>> start

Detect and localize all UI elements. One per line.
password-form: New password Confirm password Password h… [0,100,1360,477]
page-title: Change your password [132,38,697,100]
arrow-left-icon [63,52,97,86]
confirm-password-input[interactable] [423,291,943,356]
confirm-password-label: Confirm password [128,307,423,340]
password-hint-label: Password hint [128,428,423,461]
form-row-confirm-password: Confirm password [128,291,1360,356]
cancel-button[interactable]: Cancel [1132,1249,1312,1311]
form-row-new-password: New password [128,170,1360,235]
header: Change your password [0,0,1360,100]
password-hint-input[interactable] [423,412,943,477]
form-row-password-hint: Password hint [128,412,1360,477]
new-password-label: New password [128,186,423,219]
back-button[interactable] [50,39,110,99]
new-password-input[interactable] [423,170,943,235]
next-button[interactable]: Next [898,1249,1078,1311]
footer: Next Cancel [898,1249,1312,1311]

>> end
>> start

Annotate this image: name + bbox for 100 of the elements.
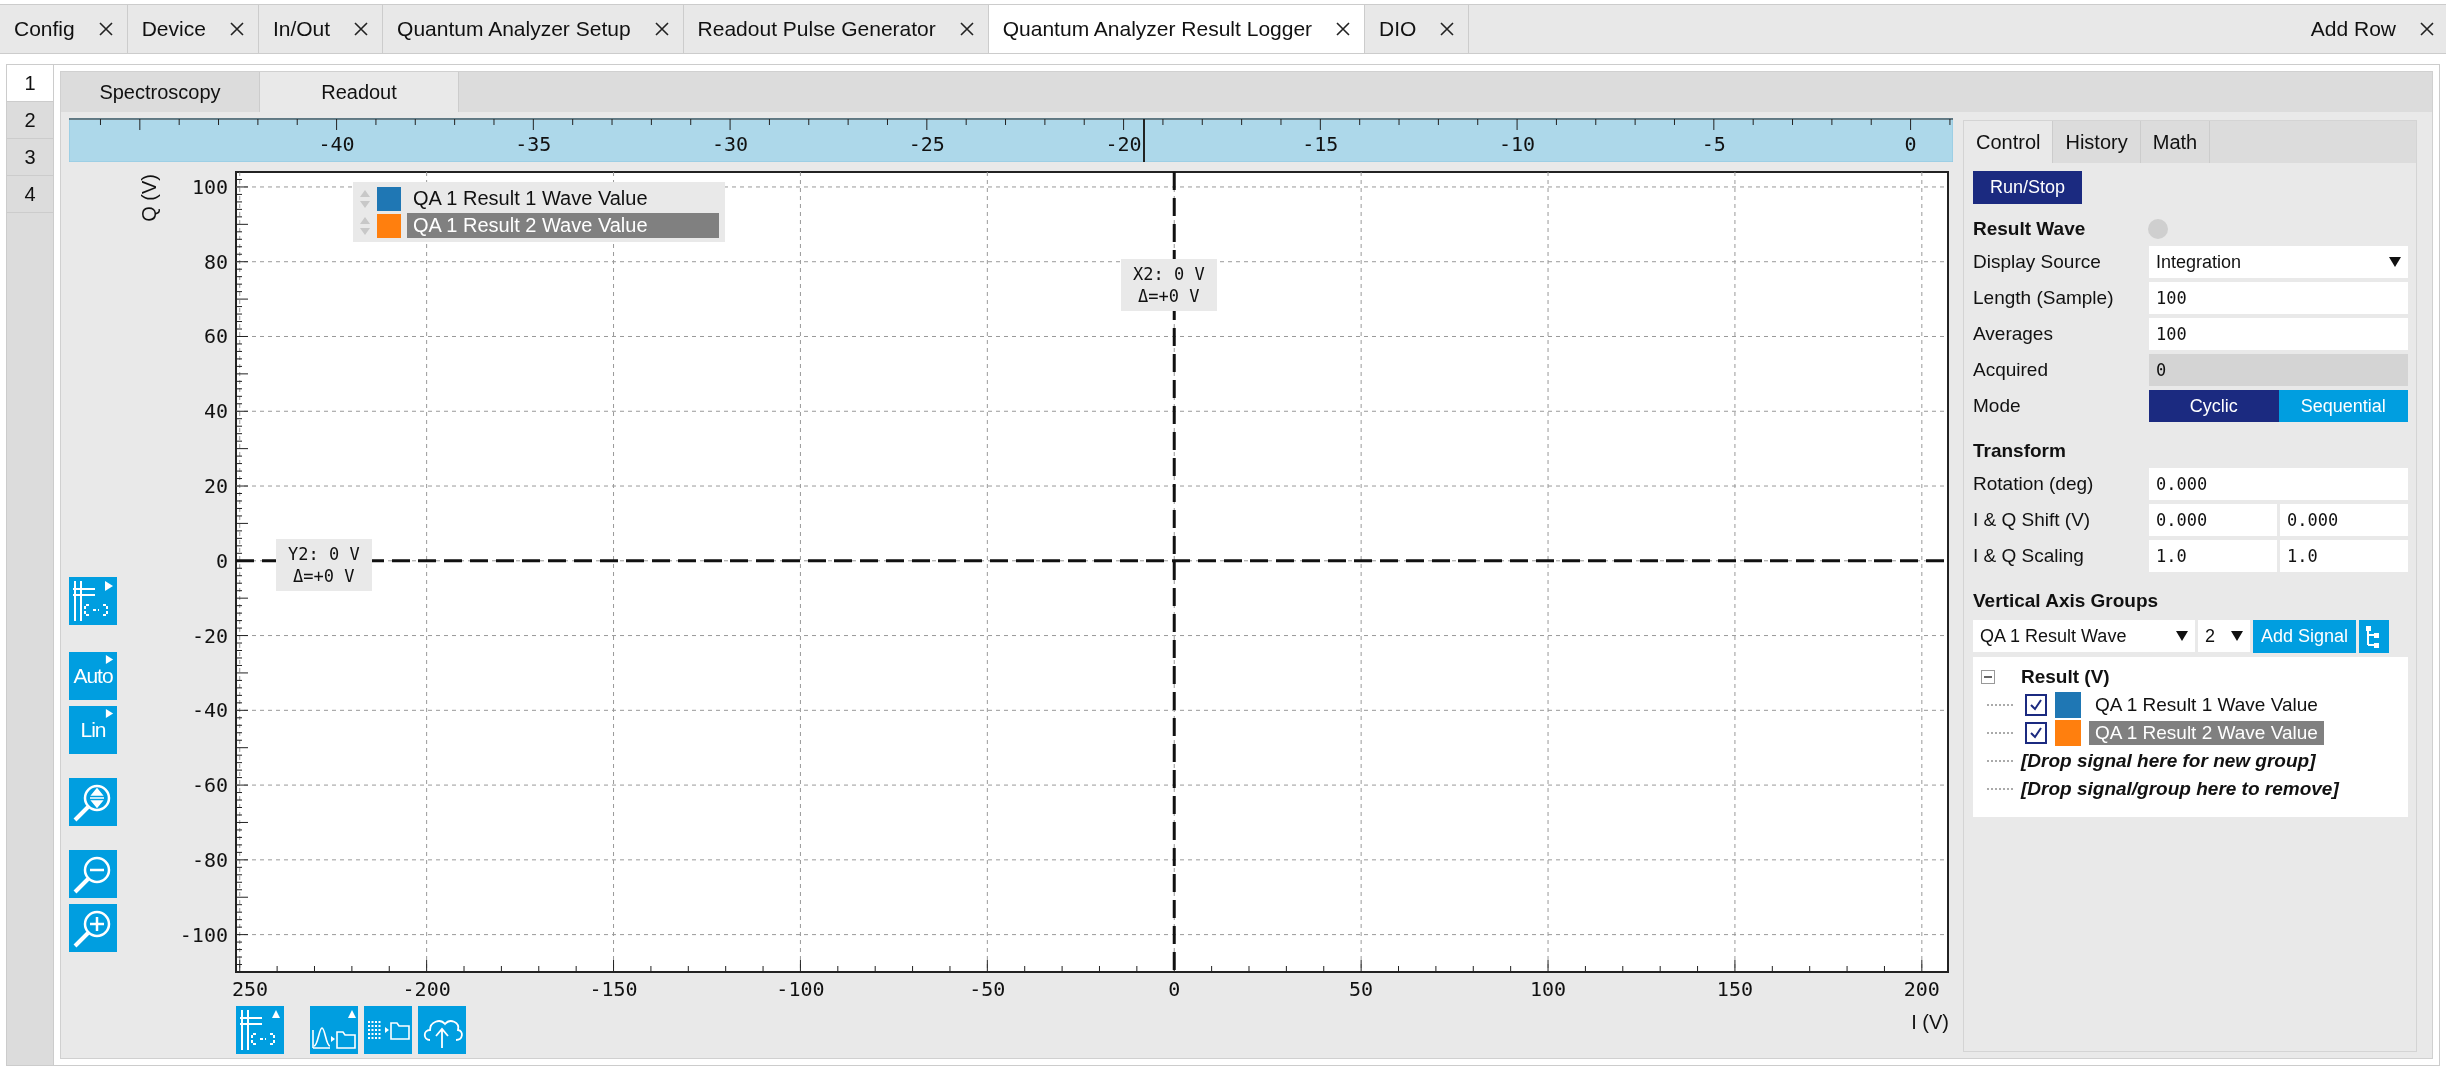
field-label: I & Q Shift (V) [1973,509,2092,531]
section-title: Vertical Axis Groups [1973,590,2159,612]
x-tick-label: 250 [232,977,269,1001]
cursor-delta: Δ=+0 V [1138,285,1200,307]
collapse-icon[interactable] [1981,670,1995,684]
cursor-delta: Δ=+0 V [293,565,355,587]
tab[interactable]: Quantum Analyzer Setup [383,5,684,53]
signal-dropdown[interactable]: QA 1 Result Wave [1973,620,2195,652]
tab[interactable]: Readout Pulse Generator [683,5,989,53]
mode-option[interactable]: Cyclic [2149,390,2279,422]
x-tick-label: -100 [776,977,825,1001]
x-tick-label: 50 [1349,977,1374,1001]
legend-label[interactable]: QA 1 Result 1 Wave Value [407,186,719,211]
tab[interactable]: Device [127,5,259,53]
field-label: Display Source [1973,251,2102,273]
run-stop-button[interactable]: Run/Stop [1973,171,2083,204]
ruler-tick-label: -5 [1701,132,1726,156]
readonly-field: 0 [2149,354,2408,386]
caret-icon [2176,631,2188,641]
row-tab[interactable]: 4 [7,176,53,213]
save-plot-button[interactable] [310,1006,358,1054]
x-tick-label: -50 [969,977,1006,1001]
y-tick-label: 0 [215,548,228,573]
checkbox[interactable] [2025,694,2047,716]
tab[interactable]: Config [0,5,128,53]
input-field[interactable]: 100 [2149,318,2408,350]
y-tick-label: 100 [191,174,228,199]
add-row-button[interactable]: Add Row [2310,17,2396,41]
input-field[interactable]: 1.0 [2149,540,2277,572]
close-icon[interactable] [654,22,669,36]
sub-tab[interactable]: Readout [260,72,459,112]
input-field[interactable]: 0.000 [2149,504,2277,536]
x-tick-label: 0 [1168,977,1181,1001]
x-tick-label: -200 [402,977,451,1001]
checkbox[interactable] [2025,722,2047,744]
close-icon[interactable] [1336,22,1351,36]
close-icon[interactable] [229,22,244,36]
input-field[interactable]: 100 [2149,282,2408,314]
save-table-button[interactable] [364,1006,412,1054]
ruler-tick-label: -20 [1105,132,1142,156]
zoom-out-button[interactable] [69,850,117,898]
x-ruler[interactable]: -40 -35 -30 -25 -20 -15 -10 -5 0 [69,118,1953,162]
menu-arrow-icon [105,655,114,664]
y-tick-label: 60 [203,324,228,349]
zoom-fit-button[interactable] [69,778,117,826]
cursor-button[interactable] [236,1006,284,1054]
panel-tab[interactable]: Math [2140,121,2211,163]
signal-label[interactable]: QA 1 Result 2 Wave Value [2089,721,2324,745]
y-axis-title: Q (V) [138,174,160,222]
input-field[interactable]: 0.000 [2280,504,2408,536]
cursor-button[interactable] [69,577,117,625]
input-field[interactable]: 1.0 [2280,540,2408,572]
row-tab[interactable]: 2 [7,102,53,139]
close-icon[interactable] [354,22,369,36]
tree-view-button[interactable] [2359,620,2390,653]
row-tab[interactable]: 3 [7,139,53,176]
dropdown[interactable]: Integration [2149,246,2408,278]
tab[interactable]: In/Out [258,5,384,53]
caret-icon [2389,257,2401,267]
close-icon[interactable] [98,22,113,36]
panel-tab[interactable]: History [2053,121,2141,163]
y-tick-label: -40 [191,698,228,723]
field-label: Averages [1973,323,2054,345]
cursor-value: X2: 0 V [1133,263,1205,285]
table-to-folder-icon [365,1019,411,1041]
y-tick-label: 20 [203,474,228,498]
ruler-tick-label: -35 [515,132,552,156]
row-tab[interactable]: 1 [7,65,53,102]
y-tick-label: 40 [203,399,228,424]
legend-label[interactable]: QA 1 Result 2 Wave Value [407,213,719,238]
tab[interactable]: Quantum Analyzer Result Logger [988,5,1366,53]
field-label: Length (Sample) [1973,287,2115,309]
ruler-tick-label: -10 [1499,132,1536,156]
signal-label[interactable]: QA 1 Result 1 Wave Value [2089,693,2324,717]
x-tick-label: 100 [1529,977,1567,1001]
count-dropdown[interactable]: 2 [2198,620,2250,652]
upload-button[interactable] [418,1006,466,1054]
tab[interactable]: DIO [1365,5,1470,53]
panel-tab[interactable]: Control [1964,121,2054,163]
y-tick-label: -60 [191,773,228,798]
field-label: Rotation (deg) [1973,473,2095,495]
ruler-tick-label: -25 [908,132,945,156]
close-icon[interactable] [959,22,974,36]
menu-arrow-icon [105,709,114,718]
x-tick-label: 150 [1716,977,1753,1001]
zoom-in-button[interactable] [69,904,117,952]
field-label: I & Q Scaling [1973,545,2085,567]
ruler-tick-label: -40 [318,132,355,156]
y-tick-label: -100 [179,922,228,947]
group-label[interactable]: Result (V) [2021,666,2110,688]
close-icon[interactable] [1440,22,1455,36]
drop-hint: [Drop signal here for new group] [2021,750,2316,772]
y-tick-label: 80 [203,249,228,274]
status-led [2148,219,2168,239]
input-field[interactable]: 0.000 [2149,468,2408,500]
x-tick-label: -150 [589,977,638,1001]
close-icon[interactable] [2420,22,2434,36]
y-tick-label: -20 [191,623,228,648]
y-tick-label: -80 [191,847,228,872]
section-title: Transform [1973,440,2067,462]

>> end

## Task description:
Copy out the material word for word, everything from the line containing "field-label: I & Q Shift" down to the line containing "tab[interactable]: Readout Pulse", both of those lines included.

## Worked answer:
field-label: I & Q Shift (V) [1973,509,2092,531]
section-title: Vertical Axis Groups [1973,590,2159,612]
x-tick-label: 250 [232,977,269,1001]
cursor-delta: Δ=+0 V [1138,285,1200,307]
collapse-icon[interactable] [1981,670,1995,684]
cursor-delta: Δ=+0 V [293,565,355,587]
tab[interactable]: Quantum Analyzer Setup [383,5,684,53]
signal-dropdown[interactable]: QA 1 Result Wave [1973,620,2195,652]
tab[interactable]: Readout Pulse Generator [683,5,989,53]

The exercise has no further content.